• [Task prompt]: Check each line of the listing below for the word "JSON" and say how many lines have it. Nothing else should be written.

|---|

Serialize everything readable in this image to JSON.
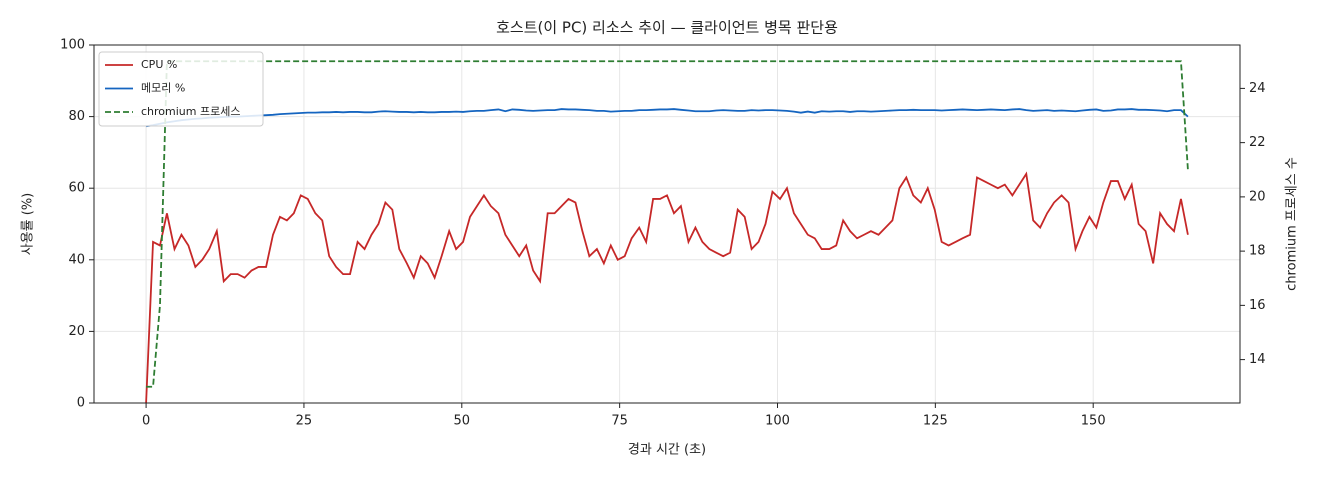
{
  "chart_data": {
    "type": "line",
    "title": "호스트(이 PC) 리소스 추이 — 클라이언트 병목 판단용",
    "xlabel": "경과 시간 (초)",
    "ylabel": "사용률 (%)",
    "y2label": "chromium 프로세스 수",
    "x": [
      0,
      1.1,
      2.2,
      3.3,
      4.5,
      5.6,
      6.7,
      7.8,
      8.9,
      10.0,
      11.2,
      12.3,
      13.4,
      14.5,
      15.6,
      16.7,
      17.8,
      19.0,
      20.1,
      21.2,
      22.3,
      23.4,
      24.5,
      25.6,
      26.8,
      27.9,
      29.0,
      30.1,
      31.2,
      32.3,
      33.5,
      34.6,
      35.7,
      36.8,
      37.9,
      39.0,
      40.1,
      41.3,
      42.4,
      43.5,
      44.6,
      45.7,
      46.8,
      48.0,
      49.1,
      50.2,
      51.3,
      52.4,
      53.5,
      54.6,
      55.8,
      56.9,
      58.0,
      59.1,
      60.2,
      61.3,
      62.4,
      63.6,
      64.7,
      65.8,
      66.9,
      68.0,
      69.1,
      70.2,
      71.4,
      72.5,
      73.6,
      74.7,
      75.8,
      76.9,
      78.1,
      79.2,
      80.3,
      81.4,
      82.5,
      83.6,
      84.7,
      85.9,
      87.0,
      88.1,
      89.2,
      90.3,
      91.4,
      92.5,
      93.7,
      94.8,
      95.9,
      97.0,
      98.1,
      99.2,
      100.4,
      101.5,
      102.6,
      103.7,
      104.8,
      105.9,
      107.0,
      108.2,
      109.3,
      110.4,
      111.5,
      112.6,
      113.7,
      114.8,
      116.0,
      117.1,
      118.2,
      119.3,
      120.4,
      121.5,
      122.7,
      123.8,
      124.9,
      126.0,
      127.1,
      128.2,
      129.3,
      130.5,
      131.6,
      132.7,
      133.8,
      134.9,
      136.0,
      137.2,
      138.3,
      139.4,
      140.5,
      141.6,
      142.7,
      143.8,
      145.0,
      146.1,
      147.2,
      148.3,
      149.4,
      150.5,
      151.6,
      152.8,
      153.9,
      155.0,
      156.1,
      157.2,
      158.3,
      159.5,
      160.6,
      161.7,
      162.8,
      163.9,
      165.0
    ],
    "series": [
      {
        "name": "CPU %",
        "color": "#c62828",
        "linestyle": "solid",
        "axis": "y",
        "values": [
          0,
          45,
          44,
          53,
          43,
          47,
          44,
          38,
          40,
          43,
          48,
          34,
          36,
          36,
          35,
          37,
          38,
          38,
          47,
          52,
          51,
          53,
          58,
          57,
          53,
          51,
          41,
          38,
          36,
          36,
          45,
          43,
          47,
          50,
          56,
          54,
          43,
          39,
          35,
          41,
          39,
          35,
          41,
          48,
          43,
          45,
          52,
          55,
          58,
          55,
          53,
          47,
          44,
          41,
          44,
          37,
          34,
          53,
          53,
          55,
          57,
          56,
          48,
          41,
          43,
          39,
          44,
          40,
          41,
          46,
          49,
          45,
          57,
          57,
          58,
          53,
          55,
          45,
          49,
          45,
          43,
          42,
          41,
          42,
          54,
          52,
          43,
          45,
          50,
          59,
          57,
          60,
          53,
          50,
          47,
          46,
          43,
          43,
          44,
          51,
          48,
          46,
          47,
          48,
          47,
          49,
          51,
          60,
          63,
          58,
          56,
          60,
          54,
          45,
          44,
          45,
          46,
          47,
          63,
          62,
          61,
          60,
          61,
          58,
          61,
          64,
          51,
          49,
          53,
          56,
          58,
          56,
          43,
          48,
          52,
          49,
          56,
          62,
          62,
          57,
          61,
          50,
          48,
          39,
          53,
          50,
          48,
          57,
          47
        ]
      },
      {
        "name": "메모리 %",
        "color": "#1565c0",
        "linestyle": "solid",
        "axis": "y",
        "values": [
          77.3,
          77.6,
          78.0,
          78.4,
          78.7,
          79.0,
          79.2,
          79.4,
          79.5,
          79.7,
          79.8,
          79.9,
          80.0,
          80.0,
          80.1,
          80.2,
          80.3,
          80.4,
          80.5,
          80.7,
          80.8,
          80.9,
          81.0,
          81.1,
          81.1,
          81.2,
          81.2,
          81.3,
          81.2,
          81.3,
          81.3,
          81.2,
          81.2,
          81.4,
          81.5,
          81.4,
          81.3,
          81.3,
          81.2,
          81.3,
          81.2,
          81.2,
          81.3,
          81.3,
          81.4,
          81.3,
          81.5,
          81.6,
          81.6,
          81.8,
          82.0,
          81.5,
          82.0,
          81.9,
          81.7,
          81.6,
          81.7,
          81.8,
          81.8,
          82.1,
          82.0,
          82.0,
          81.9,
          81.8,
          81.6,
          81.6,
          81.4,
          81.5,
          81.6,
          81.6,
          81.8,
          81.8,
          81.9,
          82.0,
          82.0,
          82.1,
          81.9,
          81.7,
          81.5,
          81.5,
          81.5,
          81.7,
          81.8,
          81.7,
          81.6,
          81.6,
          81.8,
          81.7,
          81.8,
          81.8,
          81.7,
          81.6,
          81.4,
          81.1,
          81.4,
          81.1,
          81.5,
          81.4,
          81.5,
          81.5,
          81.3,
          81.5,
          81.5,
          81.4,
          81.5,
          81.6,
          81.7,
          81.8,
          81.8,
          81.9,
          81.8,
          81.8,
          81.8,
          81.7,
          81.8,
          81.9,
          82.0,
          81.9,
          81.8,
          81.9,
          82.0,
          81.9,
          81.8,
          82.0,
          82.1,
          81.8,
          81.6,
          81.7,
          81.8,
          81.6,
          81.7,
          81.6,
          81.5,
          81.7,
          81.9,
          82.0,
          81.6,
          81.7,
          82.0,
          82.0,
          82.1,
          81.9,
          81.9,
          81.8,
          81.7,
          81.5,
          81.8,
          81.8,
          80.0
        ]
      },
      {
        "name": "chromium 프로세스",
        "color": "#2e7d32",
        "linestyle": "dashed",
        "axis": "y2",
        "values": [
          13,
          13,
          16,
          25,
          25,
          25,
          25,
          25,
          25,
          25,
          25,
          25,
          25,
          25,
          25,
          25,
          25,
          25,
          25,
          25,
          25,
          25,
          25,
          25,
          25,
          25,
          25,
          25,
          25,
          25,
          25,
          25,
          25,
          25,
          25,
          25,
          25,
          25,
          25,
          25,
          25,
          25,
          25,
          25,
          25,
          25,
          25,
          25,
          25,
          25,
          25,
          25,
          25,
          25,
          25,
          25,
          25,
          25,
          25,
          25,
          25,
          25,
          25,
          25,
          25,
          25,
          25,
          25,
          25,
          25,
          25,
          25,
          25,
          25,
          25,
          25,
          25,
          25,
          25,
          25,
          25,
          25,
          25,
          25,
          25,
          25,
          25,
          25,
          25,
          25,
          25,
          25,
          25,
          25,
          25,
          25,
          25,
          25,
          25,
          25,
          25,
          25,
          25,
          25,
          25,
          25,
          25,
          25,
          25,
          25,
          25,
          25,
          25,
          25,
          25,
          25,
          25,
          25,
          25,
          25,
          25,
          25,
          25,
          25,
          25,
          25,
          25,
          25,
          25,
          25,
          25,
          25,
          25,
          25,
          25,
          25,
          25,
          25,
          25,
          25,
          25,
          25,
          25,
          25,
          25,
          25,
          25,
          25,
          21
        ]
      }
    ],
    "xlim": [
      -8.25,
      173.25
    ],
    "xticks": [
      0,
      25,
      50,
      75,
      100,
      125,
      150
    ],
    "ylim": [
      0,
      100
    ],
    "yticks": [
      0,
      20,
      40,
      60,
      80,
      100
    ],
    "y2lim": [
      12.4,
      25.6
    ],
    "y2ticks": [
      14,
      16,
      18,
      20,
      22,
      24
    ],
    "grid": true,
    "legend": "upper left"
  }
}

|---|

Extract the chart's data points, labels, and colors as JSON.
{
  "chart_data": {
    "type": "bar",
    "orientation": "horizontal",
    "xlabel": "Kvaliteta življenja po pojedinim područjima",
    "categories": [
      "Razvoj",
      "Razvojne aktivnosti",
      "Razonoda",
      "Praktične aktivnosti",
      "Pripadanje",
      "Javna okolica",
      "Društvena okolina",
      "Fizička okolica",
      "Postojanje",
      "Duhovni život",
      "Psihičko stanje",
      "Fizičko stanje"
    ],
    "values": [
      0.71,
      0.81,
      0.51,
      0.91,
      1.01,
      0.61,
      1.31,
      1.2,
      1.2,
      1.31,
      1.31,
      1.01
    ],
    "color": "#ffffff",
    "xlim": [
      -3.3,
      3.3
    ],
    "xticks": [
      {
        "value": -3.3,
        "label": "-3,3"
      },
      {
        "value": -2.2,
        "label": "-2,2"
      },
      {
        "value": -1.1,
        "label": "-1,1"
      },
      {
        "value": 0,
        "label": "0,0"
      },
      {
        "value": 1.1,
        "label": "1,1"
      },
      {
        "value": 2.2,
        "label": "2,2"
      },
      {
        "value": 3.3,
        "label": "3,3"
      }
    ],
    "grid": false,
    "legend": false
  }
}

|---|

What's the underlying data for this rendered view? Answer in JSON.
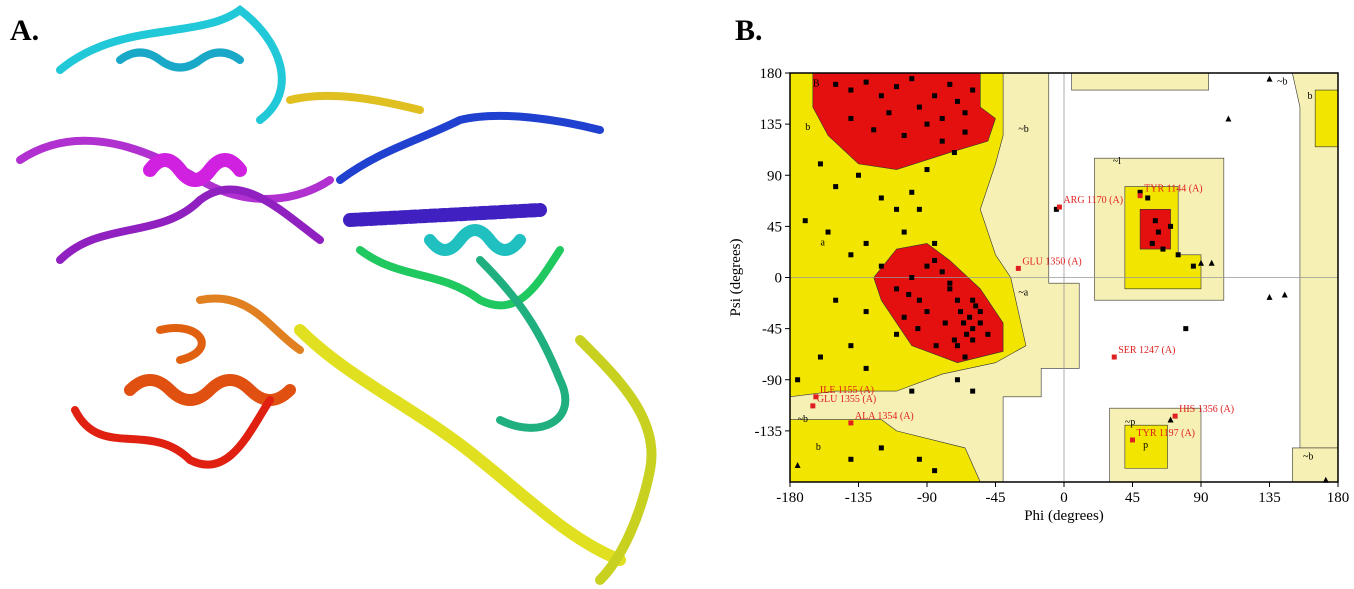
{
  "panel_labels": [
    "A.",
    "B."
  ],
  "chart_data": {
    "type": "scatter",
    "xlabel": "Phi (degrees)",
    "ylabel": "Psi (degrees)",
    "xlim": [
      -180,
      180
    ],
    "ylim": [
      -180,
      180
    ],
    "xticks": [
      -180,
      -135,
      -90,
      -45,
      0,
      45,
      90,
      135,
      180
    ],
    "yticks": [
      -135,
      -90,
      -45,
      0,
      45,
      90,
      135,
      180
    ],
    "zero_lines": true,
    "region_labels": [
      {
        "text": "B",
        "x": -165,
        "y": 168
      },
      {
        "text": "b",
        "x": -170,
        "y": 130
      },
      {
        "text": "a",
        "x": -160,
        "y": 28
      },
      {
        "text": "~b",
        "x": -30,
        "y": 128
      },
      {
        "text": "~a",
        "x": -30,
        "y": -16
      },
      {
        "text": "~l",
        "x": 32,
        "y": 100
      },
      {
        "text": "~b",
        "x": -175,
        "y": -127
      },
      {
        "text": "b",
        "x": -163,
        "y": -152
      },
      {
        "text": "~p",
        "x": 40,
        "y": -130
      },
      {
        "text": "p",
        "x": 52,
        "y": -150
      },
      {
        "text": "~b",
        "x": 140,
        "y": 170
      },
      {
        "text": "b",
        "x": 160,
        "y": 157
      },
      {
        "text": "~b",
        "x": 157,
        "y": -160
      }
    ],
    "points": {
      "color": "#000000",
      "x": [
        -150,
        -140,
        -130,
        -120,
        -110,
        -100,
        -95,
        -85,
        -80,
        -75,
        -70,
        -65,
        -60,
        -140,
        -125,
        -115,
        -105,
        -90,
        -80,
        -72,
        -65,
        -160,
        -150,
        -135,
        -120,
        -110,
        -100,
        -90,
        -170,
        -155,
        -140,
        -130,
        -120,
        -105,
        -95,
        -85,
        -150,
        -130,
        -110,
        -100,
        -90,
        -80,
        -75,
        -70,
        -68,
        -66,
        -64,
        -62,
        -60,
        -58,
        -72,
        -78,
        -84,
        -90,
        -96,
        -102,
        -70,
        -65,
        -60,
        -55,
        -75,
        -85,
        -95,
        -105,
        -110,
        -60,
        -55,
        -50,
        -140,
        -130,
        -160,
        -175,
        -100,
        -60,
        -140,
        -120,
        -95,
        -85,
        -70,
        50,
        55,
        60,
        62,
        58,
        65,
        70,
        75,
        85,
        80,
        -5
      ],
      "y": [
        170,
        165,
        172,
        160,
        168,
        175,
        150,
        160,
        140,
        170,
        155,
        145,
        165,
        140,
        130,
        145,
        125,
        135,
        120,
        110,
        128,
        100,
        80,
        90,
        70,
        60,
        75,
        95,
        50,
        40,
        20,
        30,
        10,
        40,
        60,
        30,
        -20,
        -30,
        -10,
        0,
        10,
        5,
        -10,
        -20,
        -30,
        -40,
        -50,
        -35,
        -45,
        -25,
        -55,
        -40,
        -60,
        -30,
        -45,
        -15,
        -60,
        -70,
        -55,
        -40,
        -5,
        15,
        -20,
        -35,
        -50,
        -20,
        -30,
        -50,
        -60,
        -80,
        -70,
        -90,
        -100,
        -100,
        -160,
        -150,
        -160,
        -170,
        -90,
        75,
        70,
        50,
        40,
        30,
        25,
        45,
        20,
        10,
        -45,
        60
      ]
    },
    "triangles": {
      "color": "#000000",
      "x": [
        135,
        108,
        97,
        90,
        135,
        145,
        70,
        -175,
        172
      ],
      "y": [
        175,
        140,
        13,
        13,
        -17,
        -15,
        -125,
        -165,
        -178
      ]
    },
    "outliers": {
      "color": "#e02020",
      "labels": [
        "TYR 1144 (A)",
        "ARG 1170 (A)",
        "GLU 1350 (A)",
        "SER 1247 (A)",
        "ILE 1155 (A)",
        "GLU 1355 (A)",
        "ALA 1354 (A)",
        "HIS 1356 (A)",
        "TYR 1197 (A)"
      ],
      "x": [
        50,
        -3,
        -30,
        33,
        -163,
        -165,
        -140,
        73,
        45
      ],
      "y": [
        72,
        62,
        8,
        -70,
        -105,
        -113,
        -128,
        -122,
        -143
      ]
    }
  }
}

|---|

• [Worked solution]: 3